╭──

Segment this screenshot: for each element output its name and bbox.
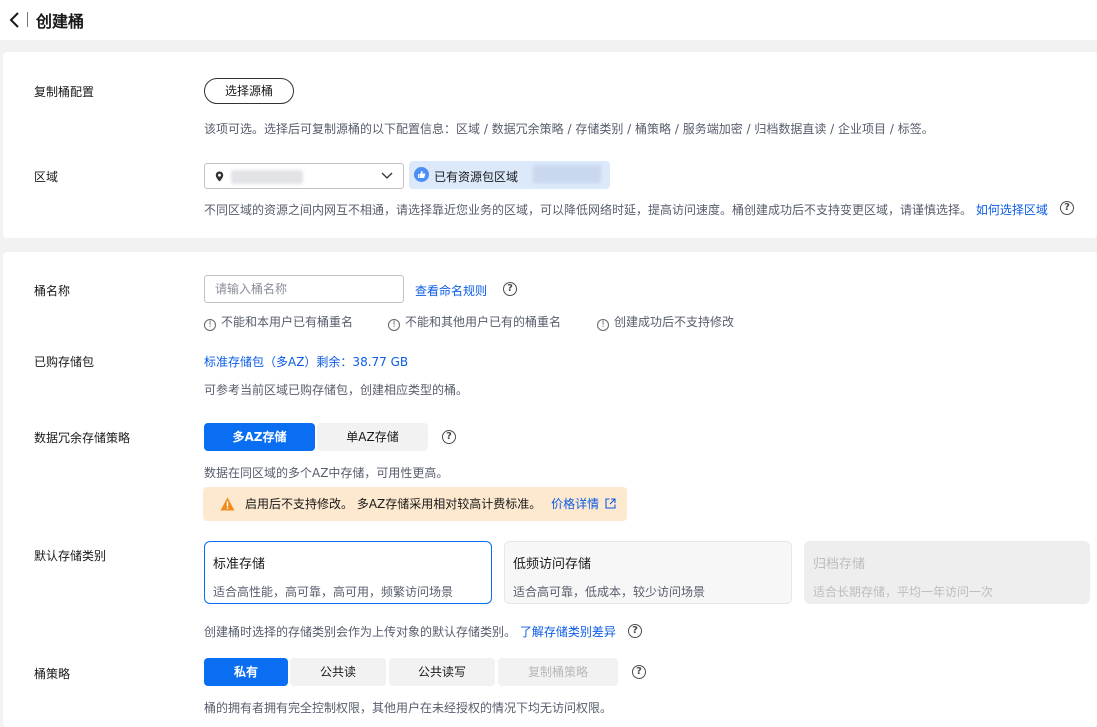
policy-label: 桶策略 <box>34 667 71 681</box>
warning-text: 启用后不支持修改。 多AZ存储采用相对较高计费标准。 <box>245 497 542 511</box>
policy-help-icon[interactable]: ? <box>632 665 646 679</box>
page-title: 创建桶 <box>36 12 85 31</box>
divider <box>27 12 28 27</box>
naming-rules-link[interactable]: 查看命名规则 <box>415 282 487 299</box>
rule-3-text: 创建成功后不支持修改 <box>614 315 735 329</box>
archive-title: 归档存储 <box>813 557 866 572</box>
storage-class-infrequent-card[interactable]: 低频访问存储 适合高可靠，低成本，较少访问场景 <box>504 541 792 604</box>
back-arrow-icon[interactable] <box>8 10 22 30</box>
location-pin-icon <box>215 171 224 182</box>
region-desc-text: 不同区域的资源之间内网互不相通，请选择靠近您业务的区域，可以降低网络时延，提高访… <box>204 203 973 217</box>
storage-class-archive-card: 归档存储 适合长期存储，平均一年访问一次 <box>804 541 1090 604</box>
naming-rules-link-text[interactable]: 查看命名规则 <box>415 284 487 298</box>
replicate-label: 复制桶配置 <box>34 85 95 99</box>
badge-value-redacted <box>533 165 601 183</box>
standard-desc: 适合高性能，高可靠，高可用，频繁访问场景 <box>213 585 454 599</box>
price-details-link-text[interactable]: 价格详情 <box>551 497 599 511</box>
redundancy-label: 数据冗余存储策略 <box>34 431 131 445</box>
package-value-link[interactable]: 标准存储包（多AZ）剩余：38.77 GB <box>204 353 408 370</box>
multi-az-option[interactable]: 多AZ存储 <box>204 423 315 451</box>
bucket-name-input[interactable]: 请输入桶名称 <box>204 275 404 303</box>
package-desc: 可参考当前区域已购存储包，创建相应类型的桶。 <box>204 383 469 397</box>
replicate-desc: 该项可选。选择后可复制源桶的以下配置信息：区域 / 数据冗余策略 / 存储类别 … <box>204 122 934 136</box>
naming-help-icon[interactable]: ? <box>503 282 517 296</box>
thumbs-up-icon <box>414 167 429 182</box>
resource-package-badge: 已有资源包区域 <box>409 161 610 189</box>
infrequent-title: 低频访问存储 <box>513 557 592 572</box>
warning-icon <box>220 497 235 511</box>
redundancy-desc: 数据在同区域的多个AZ中存储，可用性更高。 <box>204 466 449 480</box>
storage-class-diff-link[interactable]: 了解存储类别差异 <box>520 625 616 639</box>
chevron-down-icon <box>381 172 393 179</box>
region-label: 区域 <box>34 170 59 184</box>
info-icon: ! <box>204 319 216 331</box>
price-details-link[interactable]: 价格详情 <box>551 497 616 511</box>
rule-1-text: 不能和本用户已有桶重名 <box>221 315 354 329</box>
rule-1: ! 不能和本用户已有桶重名 <box>204 313 353 331</box>
basic-config-card: 复制桶配置 选择源桶 该项可选。选择后可复制源桶的以下配置信息：区域 / 数据冗… <box>3 52 1097 238</box>
policy-copy-option: 复制桶策略 <box>498 658 618 686</box>
single-az-option[interactable]: 单AZ存储 <box>317 423 428 451</box>
storage-class-label: 默认存储类别 <box>34 549 107 563</box>
policy-private-option[interactable]: 私有 <box>204 658 288 686</box>
storage-class-standard-card[interactable]: 标准存储 适合高性能，高可靠，高可用，频繁访问场景 <box>204 541 492 604</box>
rule-3: ! 创建成功后不支持修改 <box>597 313 734 331</box>
policy-desc: 桶的拥有者拥有完全控制权限，其他用户在未经授权的情况下均无访问权限。 <box>204 701 613 715</box>
archive-desc: 适合长期存储，平均一年访问一次 <box>813 585 994 599</box>
info-icon: ! <box>388 319 400 331</box>
package-label: 已购存储包 <box>34 355 95 369</box>
region-value-redacted <box>231 170 303 184</box>
storage-class-help-icon[interactable]: ? <box>628 624 642 638</box>
region-desc: 不同区域的资源之间内网互不相通，请选择靠近您业务的区域，可以降低网络时延，提高访… <box>204 201 1048 218</box>
storage-class-desc: 创建桶时选择的存储类别会作为上传对象的默认存储类别。 了解存储类别差异 <box>204 623 616 640</box>
how-to-choose-region-link[interactable]: 如何选择区域 <box>976 203 1048 217</box>
external-link-icon <box>605 498 616 509</box>
resource-package-badge-text: 已有资源包区域 <box>434 170 519 184</box>
top-bar: 创建桶 <box>0 0 1097 40</box>
policy-public-read-write-option[interactable]: 公共读写 <box>389 658 495 686</box>
standard-title: 标准存储 <box>213 557 266 572</box>
select-source-bucket-button[interactable]: 选择源桶 <box>204 78 294 104</box>
region-select[interactable] <box>204 163 404 189</box>
rule-2-text: 不能和其他用户已有的桶重名 <box>405 315 562 329</box>
region-help-icon[interactable]: ? <box>1060 201 1074 215</box>
redundancy-warning-alert: 启用后不支持修改。 多AZ存储采用相对较高计费标准。 价格详情 <box>203 487 627 521</box>
infrequent-desc: 适合高可靠，低成本，较少访问场景 <box>513 585 706 599</box>
redundancy-help-icon[interactable]: ? <box>442 430 456 444</box>
info-icon: ! <box>597 319 609 331</box>
policy-public-read-option[interactable]: 公共读 <box>290 658 386 686</box>
rule-2: ! 不能和其他用户已有的桶重名 <box>388 313 561 331</box>
storage-class-desc-text: 创建桶时选择的存储类别会作为上传对象的默认存储类别。 <box>204 625 517 639</box>
bucket-name-label: 桶名称 <box>34 284 71 298</box>
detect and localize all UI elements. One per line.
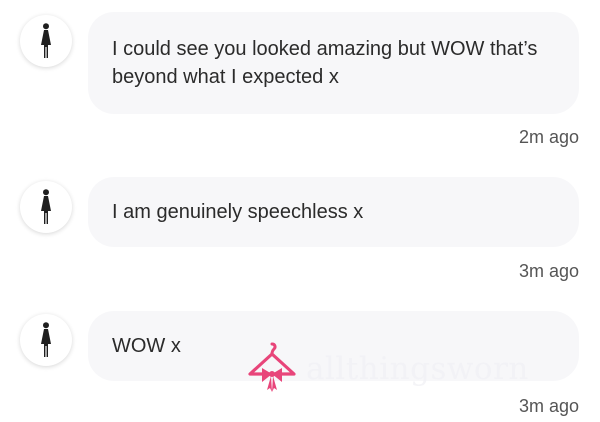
watermark: allthingsworn [242, 338, 600, 398]
message-bubble: I could see you looked amazing but WOW t… [88, 12, 579, 114]
watermark-text: allthingsworn [306, 351, 529, 387]
avatar[interactable] [20, 314, 72, 366]
message-feed: I could see you looked amazing but WOW t… [0, 0, 600, 422]
avatar[interactable] [20, 15, 72, 67]
hanger-bow-logo-icon [248, 342, 296, 392]
message-text: WOW x [112, 335, 181, 357]
message-text: I could see you looked amazing but WOW t… [112, 38, 538, 88]
avatar[interactable] [20, 181, 72, 233]
message-text: I am genuinely speechless x [112, 201, 364, 223]
woman-figure-icon [41, 23, 51, 58]
message-bubble: I am genuinely speechless x [88, 177, 579, 247]
woman-figure-icon [41, 322, 51, 357]
message-timestamp: 2m ago [518, 127, 579, 147]
message-timestamp: 3m ago [518, 396, 579, 416]
woman-figure-icon [41, 189, 51, 224]
message-timestamp: 3m ago [518, 261, 579, 281]
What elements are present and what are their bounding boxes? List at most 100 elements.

╰──

◆ EXERCISE INSTRUCTIONS ◆
Copy out the data above line for line, without any change, but leave out the pictures.

◆ RESULT OF THIS EXERCISE ◆
Segment this screenshot: for each element output its name and bbox.
policy-label: 桶策略 <box>34 667 71 681</box>
warning-text: 启用后不支持修改。 多AZ存储采用相对较高计费标准。 <box>245 497 542 511</box>
policy-help-icon[interactable]: ? <box>632 665 646 679</box>
page-title: 创建桶 <box>36 12 85 31</box>
divider <box>27 12 28 27</box>
naming-rules-link[interactable]: 查看命名规则 <box>415 282 487 299</box>
rule-3-text: 创建成功后不支持修改 <box>614 315 735 329</box>
archive-title: 归档存储 <box>813 557 866 572</box>
storage-class-infrequent-card[interactable]: 低频访问存储 适合高可靠，低成本，较少访问场景 <box>504 541 792 604</box>
back-arrow-icon[interactable] <box>8 10 22 30</box>
location-pin-icon <box>215 171 224 182</box>
region-desc-text: 不同区域的资源之间内网互不相通，请选择靠近您业务的区域，可以降低网络时延，提高访… <box>204 203 973 217</box>
storage-class-archive-card: 归档存储 适合长期存储，平均一年访问一次 <box>804 541 1090 604</box>
naming-rules-link-text[interactable]: 查看命名规则 <box>415 284 487 298</box>
replicate-label: 复制桶配置 <box>34 85 95 99</box>
badge-value-redacted <box>533 165 601 183</box>
standard-desc: 适合高性能，高可靠，高可用，频繁访问场景 <box>213 585 454 599</box>
price-details-link-text[interactable]: 价格详情 <box>551 497 599 511</box>
redundancy-label: 数据冗余存储策略 <box>34 431 131 445</box>
package-value-link[interactable]: 标准存储包（多AZ）剩余：38.77 GB <box>204 353 408 370</box>
multi-az-option[interactable]: 多AZ存储 <box>204 423 315 451</box>
bucket-name-input[interactable]: 请输入桶名称 <box>204 275 404 303</box>
package-desc: 可参考当前区域已购存储包，创建相应类型的桶。 <box>204 383 469 397</box>
replicate-desc: 该项可选。选择后可复制源桶的以下配置信息：区域 / 数据冗余策略 / 存储类别 … <box>204 122 934 136</box>
naming-help-icon[interactable]: ? <box>503 282 517 296</box>
thumbs-up-icon <box>414 167 429 182</box>
resource-package-badge: 已有资源包区域 <box>409 161 610 189</box>
infrequent-title: 低频访问存储 <box>513 557 592 572</box>
warning-icon <box>220 497 235 511</box>
redundancy-desc: 数据在同区域的多个AZ中存储，可用性更高。 <box>204 466 449 480</box>
storage-class-diff-link[interactable]: 了解存储类别差异 <box>520 625 616 639</box>
chevron-down-icon <box>381 172 393 179</box>
region-label: 区域 <box>34 170 59 184</box>
info-icon: ! <box>204 319 216 331</box>
price-details-link[interactable]: 价格详情 <box>551 497 616 511</box>
rule-1-text: 不能和本用户已有桶重名 <box>221 315 354 329</box>
rule-1: ! 不能和本用户已有桶重名 <box>204 313 353 331</box>
basic-config-card: 复制桶配置 选择源桶 该项可选。选择后可复制源桶的以下配置信息：区域 / 数据冗… <box>3 52 1097 238</box>
policy-copy-option: 复制桶策略 <box>498 658 618 686</box>
single-az-option[interactable]: 单AZ存储 <box>317 423 428 451</box>
storage-class-label: 默认存储类别 <box>34 549 107 563</box>
policy-private-option[interactable]: 私有 <box>204 658 288 686</box>
storage-class-standard-card[interactable]: 标准存储 适合高性能，高可靠，高可用，频繁访问场景 <box>204 541 492 604</box>
rule-3: ! 创建成功后不支持修改 <box>597 313 734 331</box>
policy-desc: 桶的拥有者拥有完全控制权限，其他用户在未经授权的情况下均无访问权限。 <box>204 701 613 715</box>
archive-desc: 适合长期存储，平均一年访问一次 <box>813 585 994 599</box>
info-icon: ! <box>388 319 400 331</box>
package-label: 已购存储包 <box>34 355 95 369</box>
region-value-redacted <box>231 170 303 184</box>
storage-class-help-icon[interactable]: ? <box>628 624 642 638</box>
region-desc: 不同区域的资源之间内网互不相通，请选择靠近您业务的区域，可以降低网络时延，提高访… <box>204 201 1048 218</box>
storage-class-desc: 创建桶时选择的存储类别会作为上传对象的默认存储类别。 了解存储类别差异 <box>204 623 616 640</box>
how-to-choose-region-link[interactable]: 如何选择区域 <box>976 203 1048 217</box>
external-link-icon <box>605 498 616 509</box>
resource-package-badge-text: 已有资源包区域 <box>434 170 519 184</box>
top-bar: 创建桶 <box>0 0 1097 40</box>
policy-public-read-write-option[interactable]: 公共读写 <box>389 658 495 686</box>
standard-title: 标准存储 <box>213 557 266 572</box>
select-source-bucket-button[interactable]: 选择源桶 <box>204 78 294 104</box>
region-select[interactable] <box>204 163 404 189</box>
rule-2-text: 不能和其他用户已有的桶重名 <box>405 315 562 329</box>
region-help-icon[interactable]: ? <box>1060 201 1074 215</box>
redundancy-warning-alert: 启用后不支持修改。 多AZ存储采用相对较高计费标准。 价格详情 <box>203 487 627 521</box>
infrequent-desc: 适合高可靠，低成本，较少访问场景 <box>513 585 706 599</box>
redundancy-help-icon[interactable]: ? <box>442 430 456 444</box>
info-icon: ! <box>597 319 609 331</box>
policy-public-read-option[interactable]: 公共读 <box>290 658 386 686</box>
rule-2: ! 不能和其他用户已有的桶重名 <box>388 313 561 331</box>
storage-class-desc-text: 创建桶时选择的存储类别会作为上传对象的默认存储类别。 <box>204 625 517 639</box>
bucket-name-label: 桶名称 <box>34 284 71 298</box>
detect and localize all UI elements. One per line.
watermark: allthingsworn [242, 338, 600, 398]
message-bubble: I could see you looked amazing but WOW t… [88, 12, 579, 114]
watermark-text: allthingsworn [306, 351, 529, 387]
avatar[interactable] [20, 314, 72, 366]
message-feed: I could see you looked amazing but WOW t… [0, 0, 600, 422]
avatar[interactable] [20, 15, 72, 67]
hanger-bow-logo-icon [248, 342, 296, 392]
message-text: WOW x [112, 335, 181, 357]
message-text: I could see you looked amazing but WOW t… [112, 38, 538, 88]
avatar[interactable] [20, 181, 72, 233]
message-text: I am genuinely speechless x [112, 201, 364, 223]
woman-figure-icon [41, 23, 51, 58]
message-bubble: I am genuinely speechless x [88, 177, 579, 247]
woman-figure-icon [41, 322, 51, 357]
message-timestamp: 2m ago [518, 127, 579, 147]
message-timestamp: 3m ago [518, 396, 579, 416]
woman-figure-icon [41, 189, 51, 224]
message-timestamp: 3m ago [518, 261, 579, 281]
What elements are present and what are their bounding boxes? List at most 100 elements.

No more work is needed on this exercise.